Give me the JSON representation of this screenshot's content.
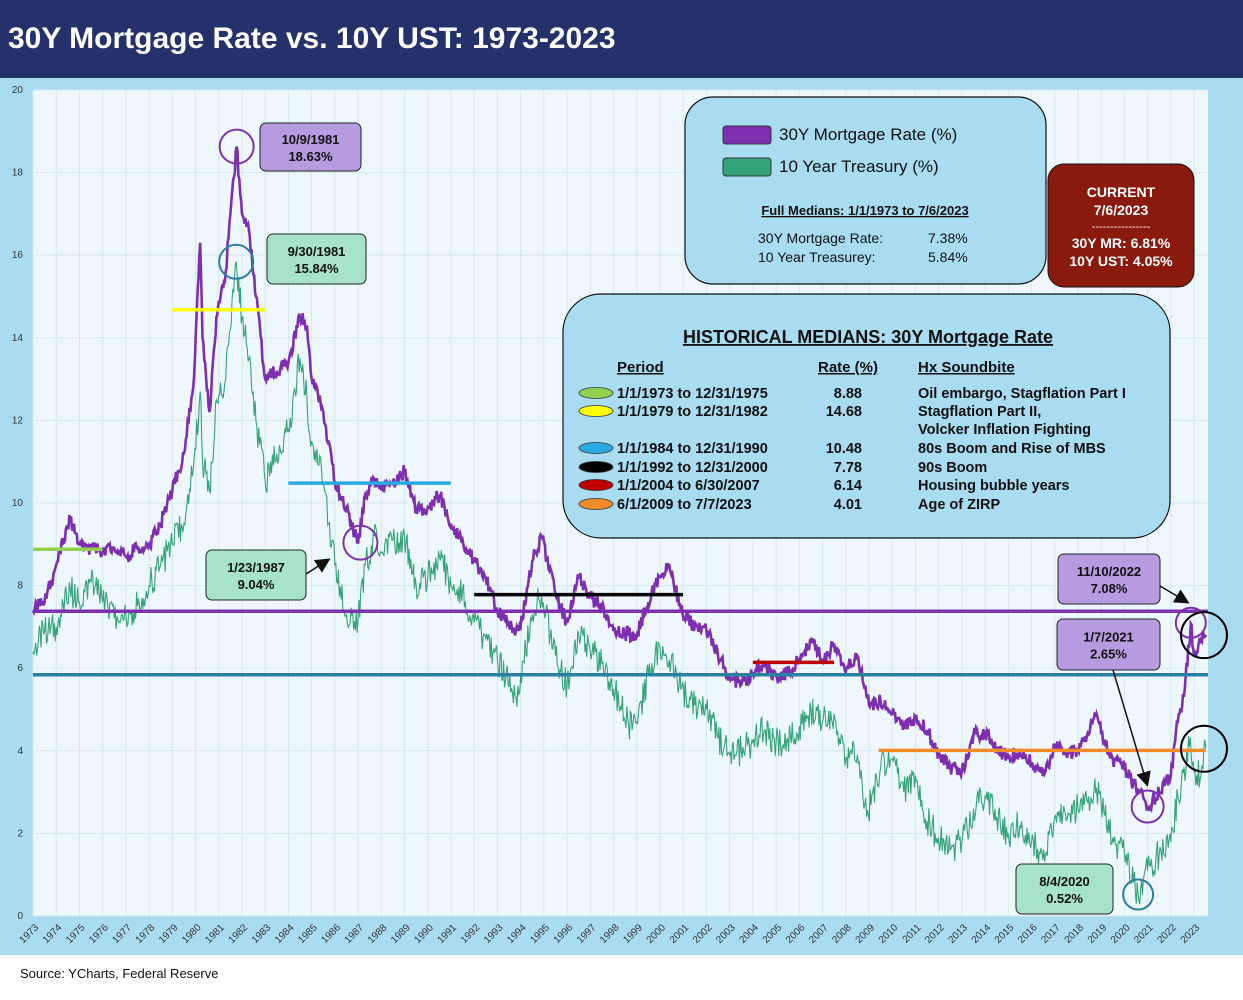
{
  "title": "30Y Mortgage Rate vs. 10Y UST: 1973-2023",
  "source": "Source: YCharts, Federal Reserve",
  "colors": {
    "mortgage": "#7d2fb0",
    "treasury": "#35a37a",
    "mortgage_median_line": "#7d2fb0",
    "treasury_median_line": "#2a7fa3",
    "header_bg": "#24316a",
    "frame_bg": "#a9dcf0",
    "plot_bg": "#eef8fc",
    "current_box": "#8b1a0e"
  },
  "chart_data": {
    "type": "line",
    "title": "30Y Mortgage Rate vs. 10Y UST: 1973-2023",
    "xlabel": "",
    "ylabel": "",
    "ylim": [
      0,
      20
    ],
    "yticks": [
      0,
      2,
      4,
      6,
      8,
      10,
      12,
      14,
      16,
      18,
      20
    ],
    "xlim": [
      1973.0,
      2023.6
    ],
    "xticks": [
      "1973",
      "1974",
      "1975",
      "1976",
      "1977",
      "1978",
      "1979",
      "1980",
      "1981",
      "1982",
      "1983",
      "1984",
      "1985",
      "1986",
      "1987",
      "1988",
      "1989",
      "1990",
      "1991",
      "1992",
      "1993",
      "1994",
      "1995",
      "1996",
      "1997",
      "1998",
      "1999",
      "2000",
      "2001",
      "2002",
      "2003",
      "2004",
      "2005",
      "2006",
      "2007",
      "2008",
      "2009",
      "2010",
      "2011",
      "2012",
      "2013",
      "2014",
      "2015",
      "2016",
      "2017",
      "2018",
      "2019",
      "2020",
      "2021",
      "2022",
      "2023"
    ],
    "grid": true,
    "legend": "top-center",
    "series": [
      {
        "name": "30Y Mortgage Rate (%)",
        "x": [
          1973.0,
          1973.5,
          1974.0,
          1974.6,
          1975.0,
          1975.5,
          1976.0,
          1976.5,
          1977.0,
          1977.5,
          1978.0,
          1978.5,
          1979.0,
          1979.5,
          1979.9,
          1980.2,
          1980.3,
          1980.6,
          1980.9,
          1981.0,
          1981.3,
          1981.5,
          1981.77,
          1982.0,
          1982.3,
          1982.6,
          1983.0,
          1983.5,
          1984.0,
          1984.5,
          1984.8,
          1985.0,
          1985.5,
          1986.0,
          1986.5,
          1987.0,
          1987.3,
          1987.8,
          1988.0,
          1988.5,
          1989.0,
          1989.5,
          1990.0,
          1990.5,
          1991.0,
          1991.5,
          1992.0,
          1992.5,
          1993.0,
          1993.8,
          1994.0,
          1994.5,
          1994.9,
          1995.5,
          1996.0,
          1996.5,
          1997.0,
          1997.5,
          1998.0,
          1998.8,
          1999.0,
          1999.5,
          2000.0,
          2000.4,
          2000.9,
          2001.5,
          2002.0,
          2002.5,
          2003.0,
          2003.5,
          2004.0,
          2004.5,
          2005.0,
          2005.5,
          2006.0,
          2006.5,
          2007.0,
          2007.5,
          2008.0,
          2008.5,
          2009.0,
          2009.5,
          2010.0,
          2010.5,
          2011.0,
          2011.5,
          2012.0,
          2012.5,
          2013.0,
          2013.5,
          2014.0,
          2014.5,
          2015.0,
          2015.5,
          2016.0,
          2016.6,
          2017.0,
          2017.5,
          2018.0,
          2018.8,
          2019.0,
          2019.5,
          2020.0,
          2020.5,
          2021.0,
          2021.5,
          2022.0,
          2022.3,
          2022.6,
          2022.86,
          2023.0,
          2023.3,
          2023.51
        ],
        "values": [
          7.4,
          7.6,
          8.5,
          9.6,
          9.0,
          8.9,
          8.8,
          8.9,
          8.7,
          8.9,
          9.0,
          9.5,
          10.3,
          11.2,
          12.8,
          16.3,
          14.0,
          12.2,
          14.5,
          14.9,
          15.6,
          17.0,
          18.63,
          17.0,
          16.6,
          15.0,
          13.0,
          13.2,
          13.4,
          14.5,
          14.3,
          13.0,
          12.2,
          10.5,
          9.9,
          9.04,
          10.2,
          10.6,
          10.3,
          10.5,
          10.8,
          9.8,
          9.9,
          10.2,
          9.5,
          9.1,
          8.6,
          8.2,
          7.4,
          6.9,
          7.0,
          8.6,
          9.2,
          7.8,
          7.1,
          8.2,
          7.7,
          7.5,
          6.9,
          6.8,
          6.8,
          7.6,
          8.2,
          8.5,
          7.4,
          7.0,
          6.9,
          6.3,
          5.8,
          5.6,
          5.9,
          6.1,
          5.8,
          5.9,
          6.2,
          6.7,
          6.2,
          6.6,
          5.9,
          6.3,
          5.1,
          5.2,
          4.9,
          4.6,
          4.8,
          4.5,
          3.9,
          3.6,
          3.5,
          4.4,
          4.4,
          4.1,
          3.8,
          4.0,
          3.7,
          3.5,
          4.1,
          3.9,
          4.0,
          4.9,
          4.4,
          3.8,
          3.6,
          3.1,
          2.65,
          3.0,
          3.4,
          4.7,
          5.5,
          7.08,
          6.3,
          6.7,
          6.81
        ]
      },
      {
        "name": "10 Year Treasury (%)",
        "x": [
          1973.0,
          1973.5,
          1974.0,
          1974.6,
          1975.0,
          1975.5,
          1976.0,
          1976.5,
          1977.0,
          1977.5,
          1978.0,
          1978.5,
          1979.0,
          1979.5,
          1979.9,
          1980.2,
          1980.3,
          1980.6,
          1980.9,
          1981.0,
          1981.3,
          1981.5,
          1981.75,
          1982.0,
          1982.3,
          1982.6,
          1983.0,
          1983.5,
          1984.0,
          1984.5,
          1984.8,
          1985.0,
          1985.5,
          1986.0,
          1986.5,
          1987.0,
          1987.3,
          1987.8,
          1988.0,
          1988.5,
          1989.0,
          1989.5,
          1990.0,
          1990.5,
          1991.0,
          1991.5,
          1992.0,
          1992.5,
          1993.0,
          1993.8,
          1994.0,
          1994.5,
          1994.9,
          1995.5,
          1996.0,
          1996.5,
          1997.0,
          1997.5,
          1998.0,
          1998.8,
          1999.0,
          1999.5,
          2000.0,
          2000.4,
          2000.9,
          2001.5,
          2002.0,
          2002.5,
          2003.0,
          2003.5,
          2004.0,
          2004.5,
          2005.0,
          2005.5,
          2006.0,
          2006.5,
          2007.0,
          2007.5,
          2008.0,
          2008.5,
          2008.9,
          2009.5,
          2010.0,
          2010.5,
          2011.0,
          2011.5,
          2012.0,
          2012.5,
          2013.0,
          2013.5,
          2014.0,
          2014.5,
          2015.0,
          2015.5,
          2016.0,
          2016.6,
          2017.0,
          2017.5,
          2018.0,
          2018.8,
          2019.0,
          2019.5,
          2020.0,
          2020.59,
          2021.0,
          2021.5,
          2022.0,
          2022.3,
          2022.8,
          2023.0,
          2023.3,
          2023.51
        ],
        "values": [
          6.4,
          6.9,
          7.0,
          7.9,
          7.6,
          8.1,
          7.6,
          7.2,
          7.3,
          7.5,
          8.0,
          8.5,
          9.0,
          9.5,
          10.8,
          12.7,
          11.0,
          10.3,
          12.5,
          12.6,
          13.0,
          14.2,
          15.84,
          14.5,
          13.5,
          12.0,
          10.5,
          11.2,
          11.8,
          13.5,
          12.5,
          11.5,
          10.5,
          8.5,
          7.3,
          7.2,
          8.5,
          9.3,
          8.8,
          9.1,
          9.2,
          8.0,
          8.2,
          8.7,
          8.0,
          7.9,
          7.1,
          6.7,
          6.2,
          5.3,
          5.8,
          7.3,
          7.8,
          6.3,
          5.6,
          6.8,
          6.4,
          6.1,
          5.5,
          4.5,
          4.7,
          5.8,
          6.5,
          6.2,
          5.5,
          5.1,
          5.0,
          4.3,
          3.9,
          4.0,
          4.2,
          4.5,
          4.2,
          4.3,
          4.6,
          5.0,
          4.7,
          4.9,
          3.8,
          3.9,
          2.4,
          3.6,
          3.8,
          3.0,
          3.4,
          2.3,
          1.9,
          1.6,
          1.8,
          2.6,
          2.9,
          2.4,
          2.0,
          2.2,
          1.8,
          1.5,
          2.4,
          2.3,
          2.6,
          3.1,
          2.7,
          1.9,
          1.5,
          0.52,
          1.1,
          1.5,
          1.8,
          2.9,
          4.1,
          3.5,
          3.4,
          4.05
        ]
      }
    ],
    "median_lines": [
      {
        "name": "30Y Mortgage Rate full median",
        "value": 7.38,
        "color": "#7d2fb0"
      },
      {
        "name": "10 Year Treasury full median",
        "value": 5.84,
        "color": "#2a7fa3"
      }
    ],
    "period_medians": [
      {
        "x0": 1973.0,
        "x1": 1975.99,
        "value": 8.88,
        "color": "#92d050"
      },
      {
        "x0": 1979.0,
        "x1": 1982.99,
        "value": 14.68,
        "color": "#ffff00"
      },
      {
        "x0": 1984.0,
        "x1": 1990.99,
        "value": 10.48,
        "color": "#29abe2"
      },
      {
        "x0": 1992.0,
        "x1": 2000.99,
        "value": 7.78,
        "color": "#000000"
      },
      {
        "x0": 2004.0,
        "x1": 2007.5,
        "value": 6.14,
        "color": "#c00000"
      },
      {
        "x0": 2009.42,
        "x1": 2023.51,
        "value": 4.01,
        "color": "#f28c28"
      }
    ]
  },
  "legend": {
    "items": [
      {
        "label": "30Y Mortgage Rate (%)",
        "color": "#7d2fb0"
      },
      {
        "label": "10 Year Treasury (%)",
        "color": "#35a37a"
      }
    ],
    "medians_title": "Full Medians: 1/1/1973 to 7/6/2023",
    "medians": [
      {
        "label": "30Y Mortgage Rate:",
        "value": "7.38%"
      },
      {
        "label": "10 Year Treasurey:",
        "value": "5.84%"
      }
    ]
  },
  "current_box": {
    "title": "CURRENT",
    "date": "7/6/2023",
    "separator": "----------------",
    "mr": "30Y MR: 6.81%",
    "ust": "10Y UST: 4.05%"
  },
  "historical": {
    "title": "HISTORICAL MEDIANS: 30Y Mortgage Rate",
    "headers": {
      "period": "Period",
      "rate": "Rate (%)",
      "soundbite": "Hx Soundbite"
    },
    "rows": [
      {
        "period": "1/1/1973 to 12/31/1975",
        "rate": "8.88",
        "soundbite": "Oil embargo, Stagflation Part I",
        "soundbite2": "",
        "color": "#92d050"
      },
      {
        "period": "1/1/1979 to 12/31/1982",
        "rate": "14.68",
        "soundbite": "Stagflation Part II,",
        "soundbite2": "Volcker Inflation Fighting",
        "color": "#ffff00"
      },
      {
        "period": "1/1/1984 to 12/31/1990",
        "rate": "10.48",
        "soundbite": "80s Boom and Rise of MBS",
        "soundbite2": "",
        "color": "#29abe2"
      },
      {
        "period": "1/1/1992 to 12/31/2000",
        "rate": "7.78",
        "soundbite": "90s Boom",
        "soundbite2": "",
        "color": "#000000"
      },
      {
        "period": "1/1/2004 to 6/30/2007",
        "rate": "6.14",
        "soundbite": "Housing bubble years",
        "soundbite2": "",
        "color": "#c00000"
      },
      {
        "period": "6/1/2009 to 7/7/2023",
        "rate": "4.01",
        "soundbite": "Age of ZIRP",
        "soundbite2": "",
        "color": "#f28c28"
      }
    ]
  },
  "callouts": [
    {
      "date": "10/9/1981",
      "value": "18.63%",
      "fill": "#b79be0"
    },
    {
      "date": "9/30/1981",
      "value": "15.84%",
      "fill": "#a6e3c9"
    },
    {
      "date": "1/23/1987",
      "value": "9.04%",
      "fill": "#a6e3c9"
    },
    {
      "date": "11/10/2022",
      "value": "7.08%",
      "fill": "#b79be0"
    },
    {
      "date": "1/7/2021",
      "value": "2.65%",
      "fill": "#b79be0"
    },
    {
      "date": "8/4/2020",
      "value": "0.52%",
      "fill": "#a6e3c9"
    }
  ]
}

----

Wherever a line in the data above holds "Part", copy that line.

= Solution to this task =
        "soundbite": "Oil embargo, Stagflation Part I",
        "soundbite": "Stagflation Part II,",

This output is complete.